**Objective**
Copy every line that mentions the word "Theory".

--- START Entries supplied ---

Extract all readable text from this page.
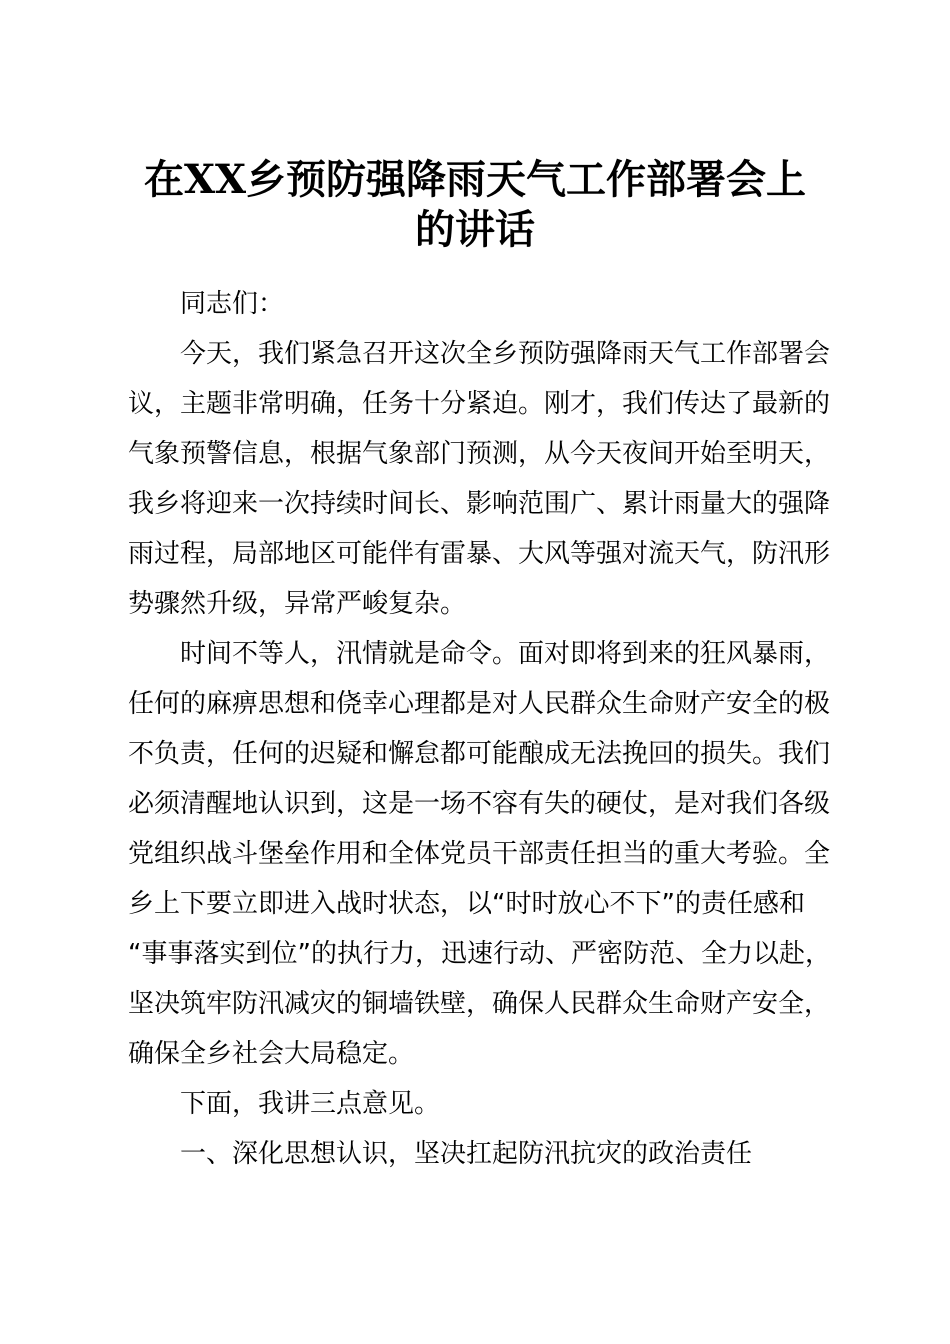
在XX乡预防强降雨天气工作部署会上
的讲话
同志们：
今天，我们紧急召开这次全乡预防强降雨天气工作部署会
议，主题非常明确，任务十分紧迫。刚才，我们传达了最新的
气象预警信息，根据气象部门预测，从今天夜间开始至明天，
我乡将迎来一次持续时间长、影响范围广、累计雨量大的强降
雨过程，局部地区可能伴有雷暴、大风等强对流天气，防汛形
势骤然升级，异常严峻复杂。
时间不等人，汛情就是命令。面对即将到来的狂风暴雨，
任何的麻痹思想和侥幸心理都是对人民群众生命财产安全的极
不负责，任何的迟疑和懈怠都可能酿成无法挽回的损失。我们
必须清醒地认识到，这是一场不容有失的硬仗，是对我们各级
党组织战斗堡垒作用和全体党员干部责任担当的重大考验。全
乡上下要立即进入战时状态，以“时时放心不下”的责任感和
“事事落实到位”的执行力，迅速行动、严密防范、全力以赴，
坚决筑牢防汛减灾的铜墙铁壁，确保人民群众生命财产安全，
确保全乡社会大局稳定。
下面，我讲三点意见。
一、深化思想认识，坚决扛起防汛抗灾的政治责任
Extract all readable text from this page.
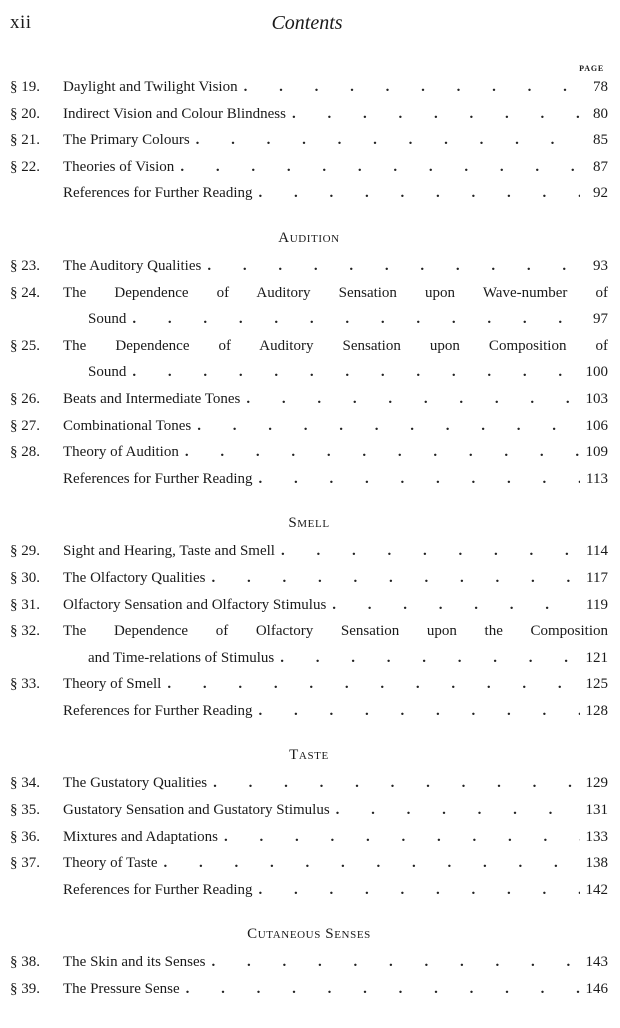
xii	Contents
PAGE
§ 19.	Daylight and Twilight Vision . . .	78
§ 20.	Indirect Vision and Colour Blindness . . .	80
§ 21.	The Primary Colours . . .	85
§ 22.	Theories of Vision . . .	87
References for Further Reading . . .	92
Audition
§ 23.	The Auditory Qualities . . .	93
§ 24.	The Dependence of Auditory Sensation upon Wave-number of
Sound . . .	97
§ 25.	The Dependence of Auditory Sensation upon Composition of
Sound . . .	100
§ 26.	Beats and Intermediate Tones . . .	103
§ 27.	Combinational Tones . . .	106
§ 28.	Theory of Audition . . .	109
References for Further Reading . . .	113
Smell
§ 29.	Sight and Hearing, Taste and Smell . . .	114
§ 30.	The Olfactory Qualities . . .	117
§ 31.	Olfactory Sensation and Olfactory Stimulus . . .	119
§ 32.	The Dependence of Olfactory Sensation upon the Composition
and Time-relations of Stimulus . . .	121
§ 33.	Theory of Smell . . .	125
References for Further Reading . . .	128
Taste
§ 34.	The Gustatory Qualities . . .	129
§ 35.	Gustatory Sensation and Gustatory Stimulus . . .	131
§ 36.	Mixtures and Adaptations . . .	133
§ 37.	Theory of Taste . . .	138
References for Further Reading . . .	142
Cutaneous Senses
§ 38.	The Skin and its Senses . . .	143
§ 39.	The Pressure Sense . . .	146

--- END Entries supplied ---

**Expected output**
§ 28.	Theory of Audition . . .	109
§ 33.	Theory of Smell . . .	125
§ 37.	Theory of Taste . . .	138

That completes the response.